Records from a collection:
————————

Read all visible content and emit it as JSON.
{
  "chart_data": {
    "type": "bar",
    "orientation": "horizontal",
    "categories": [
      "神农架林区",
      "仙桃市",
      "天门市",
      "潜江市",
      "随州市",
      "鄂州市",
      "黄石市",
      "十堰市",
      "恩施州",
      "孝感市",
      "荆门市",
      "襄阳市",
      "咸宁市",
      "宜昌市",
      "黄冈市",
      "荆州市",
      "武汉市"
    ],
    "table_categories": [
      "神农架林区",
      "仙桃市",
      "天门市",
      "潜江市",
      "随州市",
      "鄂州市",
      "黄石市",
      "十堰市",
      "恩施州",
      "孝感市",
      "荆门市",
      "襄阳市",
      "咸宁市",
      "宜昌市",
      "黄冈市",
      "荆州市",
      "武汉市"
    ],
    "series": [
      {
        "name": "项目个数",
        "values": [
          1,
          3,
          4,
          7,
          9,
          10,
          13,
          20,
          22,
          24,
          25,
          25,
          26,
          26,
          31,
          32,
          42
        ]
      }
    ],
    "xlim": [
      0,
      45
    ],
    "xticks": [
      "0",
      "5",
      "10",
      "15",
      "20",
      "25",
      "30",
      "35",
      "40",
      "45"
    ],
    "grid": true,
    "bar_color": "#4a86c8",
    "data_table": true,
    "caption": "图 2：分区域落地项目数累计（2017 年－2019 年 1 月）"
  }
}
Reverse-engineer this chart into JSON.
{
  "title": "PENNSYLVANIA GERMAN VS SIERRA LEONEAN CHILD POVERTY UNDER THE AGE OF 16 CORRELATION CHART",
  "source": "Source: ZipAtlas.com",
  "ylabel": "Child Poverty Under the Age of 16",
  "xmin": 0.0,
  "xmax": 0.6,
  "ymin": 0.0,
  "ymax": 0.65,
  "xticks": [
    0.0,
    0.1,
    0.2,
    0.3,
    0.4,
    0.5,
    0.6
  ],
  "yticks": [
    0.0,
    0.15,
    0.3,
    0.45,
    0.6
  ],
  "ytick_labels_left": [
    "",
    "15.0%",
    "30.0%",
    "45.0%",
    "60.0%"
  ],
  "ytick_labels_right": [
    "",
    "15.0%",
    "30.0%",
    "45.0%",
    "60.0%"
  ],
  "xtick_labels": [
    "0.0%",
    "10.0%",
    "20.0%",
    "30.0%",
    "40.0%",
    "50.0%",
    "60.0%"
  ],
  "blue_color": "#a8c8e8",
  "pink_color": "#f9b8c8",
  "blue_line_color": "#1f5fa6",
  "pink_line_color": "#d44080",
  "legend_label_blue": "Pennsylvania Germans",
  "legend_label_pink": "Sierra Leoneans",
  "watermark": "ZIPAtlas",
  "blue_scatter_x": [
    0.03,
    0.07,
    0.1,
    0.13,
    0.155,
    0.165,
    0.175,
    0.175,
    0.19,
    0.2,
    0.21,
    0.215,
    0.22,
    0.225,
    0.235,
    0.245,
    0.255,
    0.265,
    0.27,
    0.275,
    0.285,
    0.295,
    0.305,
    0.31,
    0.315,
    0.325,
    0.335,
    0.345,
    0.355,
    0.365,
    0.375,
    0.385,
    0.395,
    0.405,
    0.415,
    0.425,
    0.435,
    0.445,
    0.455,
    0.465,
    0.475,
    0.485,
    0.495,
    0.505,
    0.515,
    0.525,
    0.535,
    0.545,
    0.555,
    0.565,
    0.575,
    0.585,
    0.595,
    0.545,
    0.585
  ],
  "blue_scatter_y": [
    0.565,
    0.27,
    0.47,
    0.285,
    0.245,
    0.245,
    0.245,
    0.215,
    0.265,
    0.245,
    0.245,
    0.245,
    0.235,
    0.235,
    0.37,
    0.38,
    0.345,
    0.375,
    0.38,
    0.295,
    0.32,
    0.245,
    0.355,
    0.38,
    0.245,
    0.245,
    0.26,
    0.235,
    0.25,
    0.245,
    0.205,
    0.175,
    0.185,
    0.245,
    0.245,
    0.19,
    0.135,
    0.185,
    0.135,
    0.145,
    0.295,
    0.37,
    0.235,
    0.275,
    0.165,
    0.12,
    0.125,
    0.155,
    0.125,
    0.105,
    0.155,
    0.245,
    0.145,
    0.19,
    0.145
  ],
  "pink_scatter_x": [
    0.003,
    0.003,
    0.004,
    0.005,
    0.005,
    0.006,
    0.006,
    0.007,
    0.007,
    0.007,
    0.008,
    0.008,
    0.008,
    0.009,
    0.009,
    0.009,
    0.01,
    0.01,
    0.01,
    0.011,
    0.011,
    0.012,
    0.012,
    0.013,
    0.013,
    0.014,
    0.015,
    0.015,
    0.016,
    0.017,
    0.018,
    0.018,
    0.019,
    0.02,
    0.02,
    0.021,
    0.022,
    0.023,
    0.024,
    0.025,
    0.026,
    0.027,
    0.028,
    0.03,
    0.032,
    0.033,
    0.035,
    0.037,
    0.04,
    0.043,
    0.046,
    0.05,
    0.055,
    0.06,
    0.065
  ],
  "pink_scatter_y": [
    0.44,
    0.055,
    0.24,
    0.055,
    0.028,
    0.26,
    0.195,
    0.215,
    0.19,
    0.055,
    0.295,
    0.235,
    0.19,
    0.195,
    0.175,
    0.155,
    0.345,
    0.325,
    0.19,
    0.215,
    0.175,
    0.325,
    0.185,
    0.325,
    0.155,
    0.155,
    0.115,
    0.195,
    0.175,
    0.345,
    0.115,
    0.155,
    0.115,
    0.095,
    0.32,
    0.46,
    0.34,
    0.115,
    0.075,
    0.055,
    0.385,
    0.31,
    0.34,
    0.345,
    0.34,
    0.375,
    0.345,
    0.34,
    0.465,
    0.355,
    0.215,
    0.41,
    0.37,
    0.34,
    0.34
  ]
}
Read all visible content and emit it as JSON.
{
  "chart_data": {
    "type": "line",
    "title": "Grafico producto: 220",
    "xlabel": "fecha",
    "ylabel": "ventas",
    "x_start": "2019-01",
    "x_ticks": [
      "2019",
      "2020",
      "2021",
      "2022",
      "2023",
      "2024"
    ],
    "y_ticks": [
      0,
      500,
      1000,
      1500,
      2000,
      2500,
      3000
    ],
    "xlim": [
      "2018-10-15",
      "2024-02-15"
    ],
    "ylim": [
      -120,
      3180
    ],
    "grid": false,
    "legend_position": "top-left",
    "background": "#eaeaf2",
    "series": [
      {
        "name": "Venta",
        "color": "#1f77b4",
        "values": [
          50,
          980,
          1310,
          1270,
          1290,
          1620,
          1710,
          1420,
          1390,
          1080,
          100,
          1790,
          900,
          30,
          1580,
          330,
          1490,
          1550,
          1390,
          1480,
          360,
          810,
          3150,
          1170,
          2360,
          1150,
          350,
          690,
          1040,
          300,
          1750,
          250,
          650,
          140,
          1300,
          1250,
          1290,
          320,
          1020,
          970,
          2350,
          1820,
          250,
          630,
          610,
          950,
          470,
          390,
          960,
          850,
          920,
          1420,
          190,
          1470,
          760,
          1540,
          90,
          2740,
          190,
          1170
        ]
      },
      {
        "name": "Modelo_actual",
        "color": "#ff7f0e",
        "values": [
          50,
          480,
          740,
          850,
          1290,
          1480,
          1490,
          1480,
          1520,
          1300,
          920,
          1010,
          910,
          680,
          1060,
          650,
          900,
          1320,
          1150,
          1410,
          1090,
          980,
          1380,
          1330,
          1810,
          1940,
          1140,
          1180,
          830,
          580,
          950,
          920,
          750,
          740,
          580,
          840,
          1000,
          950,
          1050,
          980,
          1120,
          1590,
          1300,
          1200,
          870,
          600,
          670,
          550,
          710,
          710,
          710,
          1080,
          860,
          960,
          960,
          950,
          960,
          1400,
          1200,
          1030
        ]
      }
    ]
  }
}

————————

AIM OF THE EXERCISE:
Without changing a word, restate the whole listing.

CORRECT ANSWER:
Read all visible content and emit it as JSON.
{
  "chart_data": {
    "type": "bar",
    "orientation": "horizontal",
    "categories": [
      "神农架林区",
      "仙桃市",
      "天门市",
      "潜江市",
      "随州市",
      "鄂州市",
      "黄石市",
      "十堰市",
      "恩施州",
      "孝感市",
      "荆门市",
      "襄阳市",
      "咸宁市",
      "宜昌市",
      "黄冈市",
      "荆州市",
      "武汉市"
    ],
    "table_categories": [
      "神农架林区",
      "仙桃市",
      "天门市",
      "潜江市",
      "随州市",
      "鄂州市",
      "黄石市",
      "十堰市",
      "恩施州",
      "孝感市",
      "荆门市",
      "襄阳市",
      "咸宁市",
      "宜昌市",
      "黄冈市",
      "荆州市",
      "武汉市"
    ],
    "series": [
      {
        "name": "项目个数",
        "values": [
          1,
          3,
          4,
          7,
          9,
          10,
          13,
          20,
          22,
          24,
          25,
          25,
          26,
          26,
          31,
          32,
          42
        ]
      }
    ],
    "xlim": [
      0,
      45
    ],
    "xticks": [
      "0",
      "5",
      "10",
      "15",
      "20",
      "25",
      "30",
      "35",
      "40",
      "45"
    ],
    "grid": true,
    "bar_color": "#4a86c8",
    "data_table": true,
    "caption": "图 2：分区域落地项目数累计（2017 年－2019 年 1 月）"
  }
}
Reverse-engineer this chart into JSON.
{
  "title": "PENNSYLVANIA GERMAN VS SIERRA LEONEAN CHILD POVERTY UNDER THE AGE OF 16 CORRELATION CHART",
  "source": "Source: ZipAtlas.com",
  "ylabel": "Child Poverty Under the Age of 16",
  "xmin": 0.0,
  "xmax": 0.6,
  "ymin": 0.0,
  "ymax": 0.65,
  "xticks": [
    0.0,
    0.1,
    0.2,
    0.3,
    0.4,
    0.5,
    0.6
  ],
  "yticks": [
    0.0,
    0.15,
    0.3,
    0.45,
    0.6
  ],
  "ytick_labels_left": [
    "",
    "15.0%",
    "30.0%",
    "45.0%",
    "60.0%"
  ],
  "ytick_labels_right": [
    "",
    "15.0%",
    "30.0%",
    "45.0%",
    "60.0%"
  ],
  "xtick_labels": [
    "0.0%",
    "10.0%",
    "20.0%",
    "30.0%",
    "40.0%",
    "50.0%",
    "60.0%"
  ],
  "blue_color": "#a8c8e8",
  "pink_color": "#f9b8c8",
  "blue_line_color": "#1f5fa6",
  "pink_line_color": "#d44080",
  "legend_label_blue": "Pennsylvania Germans",
  "legend_label_pink": "Sierra Leoneans",
  "watermark": "ZIPAtlas",
  "blue_scatter_x": [
    0.03,
    0.07,
    0.1,
    0.13,
    0.155,
    0.165,
    0.175,
    0.175,
    0.19,
    0.2,
    0.21,
    0.215,
    0.22,
    0.225,
    0.235,
    0.245,
    0.255,
    0.265,
    0.27,
    0.275,
    0.285,
    0.295,
    0.305,
    0.31,
    0.315,
    0.325,
    0.335,
    0.345,
    0.355,
    0.365,
    0.375,
    0.385,
    0.395,
    0.405,
    0.415,
    0.425,
    0.435,
    0.445,
    0.455,
    0.465,
    0.475,
    0.485,
    0.495,
    0.505,
    0.515,
    0.525,
    0.535,
    0.545,
    0.555,
    0.565,
    0.575,
    0.585,
    0.595,
    0.545,
    0.585
  ],
  "blue_scatter_y": [
    0.565,
    0.27,
    0.47,
    0.285,
    0.245,
    0.245,
    0.245,
    0.215,
    0.265,
    0.245,
    0.245,
    0.245,
    0.235,
    0.235,
    0.37,
    0.38,
    0.345,
    0.375,
    0.38,
    0.295,
    0.32,
    0.245,
    0.355,
    0.38,
    0.245,
    0.245,
    0.26,
    0.235,
    0.25,
    0.245,
    0.205,
    0.175,
    0.185,
    0.245,
    0.245,
    0.19,
    0.135,
    0.185,
    0.135,
    0.145,
    0.295,
    0.37,
    0.235,
    0.275,
    0.165,
    0.12,
    0.125,
    0.155,
    0.125,
    0.105,
    0.155,
    0.245,
    0.145,
    0.19,
    0.145
  ],
  "pink_scatter_x": [
    0.003,
    0.003,
    0.004,
    0.005,
    0.005,
    0.006,
    0.006,
    0.007,
    0.007,
    0.007,
    0.008,
    0.008,
    0.008,
    0.009,
    0.009,
    0.009,
    0.01,
    0.01,
    0.01,
    0.011,
    0.011,
    0.012,
    0.012,
    0.013,
    0.013,
    0.014,
    0.015,
    0.015,
    0.016,
    0.017,
    0.018,
    0.018,
    0.019,
    0.02,
    0.02,
    0.021,
    0.022,
    0.023,
    0.024,
    0.025,
    0.026,
    0.027,
    0.028,
    0.03,
    0.032,
    0.033,
    0.035,
    0.037,
    0.04,
    0.043,
    0.046,
    0.05,
    0.055,
    0.06,
    0.065
  ],
  "pink_scatter_y": [
    0.44,
    0.055,
    0.24,
    0.055,
    0.028,
    0.26,
    0.195,
    0.215,
    0.19,
    0.055,
    0.295,
    0.235,
    0.19,
    0.195,
    0.175,
    0.155,
    0.345,
    0.325,
    0.19,
    0.215,
    0.175,
    0.325,
    0.185,
    0.325,
    0.155,
    0.155,
    0.115,
    0.195,
    0.175,
    0.345,
    0.115,
    0.155,
    0.115,
    0.095,
    0.32,
    0.46,
    0.34,
    0.115,
    0.075,
    0.055,
    0.385,
    0.31,
    0.34,
    0.345,
    0.34,
    0.375,
    0.345,
    0.34,
    0.465,
    0.355,
    0.215,
    0.41,
    0.37,
    0.34,
    0.34
  ]
}
Read all visible content and emit it as JSON.
{
  "chart_data": {
    "type": "line",
    "title": "Grafico producto: 220",
    "xlabel": "fecha",
    "ylabel": "ventas",
    "x_start": "2019-01",
    "x_ticks": [
      "2019",
      "2020",
      "2021",
      "2022",
      "2023",
      "2024"
    ],
    "y_ticks": [
      0,
      500,
      1000,
      1500,
      2000,
      2500,
      3000
    ],
    "xlim": [
      "2018-10-15",
      "2024-02-15"
    ],
    "ylim": [
      -120,
      3180
    ],
    "grid": false,
    "legend_position": "top-left",
    "background": "#eaeaf2",
    "series": [
      {
        "name": "Venta",
        "color": "#1f77b4",
        "values": [
          50,
          980,
          1310,
          1270,
          1290,
          1620,
          1710,
          1420,
          1390,
          1080,
          100,
          1790,
          900,
          30,
          1580,
          330,
          1490,
          1550,
          1390,
          1480,
          360,
          810,
          3150,
          1170,
          2360,
          1150,
          350,
          690,
          1040,
          300,
          1750,
          250,
          650,
          140,
          1300,
          1250,
          1290,
          320,
          1020,
          970,
          2350,
          1820,
          250,
          630,
          610,
          950,
          470,
          390,
          960,
          850,
          920,
          1420,
          190,
          1470,
          760,
          1540,
          90,
          2740,
          190,
          1170
        ]
      },
      {
        "name": "Modelo_actual",
        "color": "#ff7f0e",
        "values": [
          50,
          480,
          740,
          850,
          1290,
          1480,
          1490,
          1480,
          1520,
          1300,
          920,
          1010,
          910,
          680,
          1060,
          650,
          900,
          1320,
          1150,
          1410,
          1090,
          980,
          1380,
          1330,
          1810,
          1940,
          1140,
          1180,
          830,
          580,
          950,
          920,
          750,
          740,
          580,
          840,
          1000,
          950,
          1050,
          980,
          1120,
          1590,
          1300,
          1200,
          870,
          600,
          670,
          550,
          710,
          710,
          710,
          1080,
          860,
          960,
          960,
          950,
          960,
          1400,
          1200,
          1030
        ]
      }
    ]
  }
}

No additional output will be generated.